## INSTRUCTIONS
(A) In the article on Australia's opening batsmen, what was Australia's scoring rate in the series against India two years earlier, when Warner and Smith were banned?
(B) In the cricket article about Warner's absence, why does Matthew Wade say Australia have only themselves to blame a little? Answer in one to three sentences.
(C) Continue the article on Australia's opening batting after its final sentence.

## SELECTION

━━━━━━━━━━━━━━━━━━━━

One of the more under-rated elements of Australia's' rise to the top of world cricket in the 1990s was the contribution of Michael Slater as a tone-setting opener, unafraid to take pace bowlers on but still sound enough of technique to handle high-quality spells.
He was successful in helping Australia break away from a more obdurate opening tradition - Lawry and Simpson, Boon and Marsh - and with the complementary approach of Mark Taylor, had Australia aiming for at least 300 runs in a day.
Once Slater faded from the scene, Matthew Hayden and Justin Langer took things to another level with their left-handed hyper-aggression, bullying bowlers who would otherwise have felt in a most advantageous position when steaming in, fresh, with a new ball in hand. After their retirements, Shane Watson briefly played a similar role, and had fate been kinder, Phillip Hughes may well have done likewise.
Since 2011, though, David Warner played this tone-setting role better than just about any of his forebears. In Australian conditions, Warner has been the single greatest factor in ensuring that bowlers never feel able to drop into a rhythm, while also easing a path for the middle-order batsmen behind him.
Two years ago, when Warner and Steven Smith were banned for their Newlands transgressions, Australia's batting tempo fell away noticeably against India, as a quality bowling attack was able to dictate terms in a way more or less unseen in Australia since the West Indies put clamps on scoring while harvesting regular wickets during their 1980s and 1990s dominance.
An Australian scoring rate of just 2.64 for that series was the lowest for the hosts since 2000, and credit to detailed Indian plans and high-quality execution. This time around, it was widely thought that the returns of Smith and Warner would make it far harder for India to do a similar job - until Warner's groin pinged in an SCG ODI and the whole balance shifted again.
The outcome of Warner's absence has been another sequence of frustration for the Australians, and a scoring rate of just 2.7 per over in the series so far, the second lowest, after 2018-19, since the year 2000. The ability to control the tempo of the game, hustling between the wickets as much as striking regular boundaries, has been almost entirely absent, underlining why Warner's talent for top-order batting in Australia will be missed even more whenever he chooses to retire.
"We know how good David's been for a very, very long time, so it hurts having a guy out that averages nearly 50 in Test cricket obviously," Matthew Wade said of Warner. "So we've done the best we can possibly do and will continue to do the same things when we're asked it.
"Hard to get going, they're bowling pretty well, pretty straight, making it hard for us to score. Our intent's to go out and score obviously as a batting group and individually, but they're making it quite challenging at times. To be fair we haven't gone deep enough yet to really cash in on tired bowlers late in the day, so we've only got ourselves to blame a little bit there, but they've been prettymuch on the mark from the start."
Australia's second innings at the MCG, having started out 131 runs in arrears, was a neat case study in all the aforementioned struggles. In terms of setting the tone for the innings, the woefully out-of-touch Joe Burns and the amateur-opener-but-professional-pugilist Wade gave India plenty of hope from the start that they would be able to control proceedings.
In Burns' case, his increasingly fretful efforts simply to survive left almost all the initiative with the visitors, something that Jasprit Bumrah and Mohammed Siraj were able to run with even after Umesh Yadav was forced out of action. Wade, though he fought with plenty of grit, shaking off a blow to the helmet with crazy-brave resilience, was unable to turn the strike over or find the boundary with anything like the sort of regularity that would have placed pressure back on the Indian bowlers.

━━━━━━━━━━━━━━━━━━━━

## DATA SECTION
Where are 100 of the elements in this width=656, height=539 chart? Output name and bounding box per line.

━━━━━━━━━━━━━━━━━━━━

## THE ANSWERS
(A) It was 2.64 runs per over, the hosts' lowest since 2000.

(B) Wade says the batting group has not gone deep enough into its innings to cash in on tired bowlers late in the day. He still credits India's bowlers, who have been straight and on the mark from the start.

(C)
In the meantime, Marnus Labuschagne and Smith continued to find things as tough as they have in Test cricket in the past two years. On every meaningful occasion in this series so far, they have entered the fray under pressure, and this has shown in their inability to find early boundaries or singles to build momentum.
Both have been especially well-corralled in terms of their circuit-breaker deflections to the leg side, largely through the posting of square and backward-square legs in close proximity while the bowlers have pursued straight lines threatening the stumps, in between the occasional short ball. Labuschagne made a telling admission on the opening day of this match in terms of how he and Smith have had to hurriedly reconsider their plans in the face of such well-calibrated attacks.
"Something that we're realising very quickly is people are coming up with new ways, thinking about the game slightly differently," Labuschagne said. "Obviously today, they came out with a heavy leg-side field and bowled very straight and didn't give us any scoring options to the off-side. So for all our batters, you've just got to keep rolling with the punches, learning the game, understanding what they're doing and take that innings to innings. I think that's the key."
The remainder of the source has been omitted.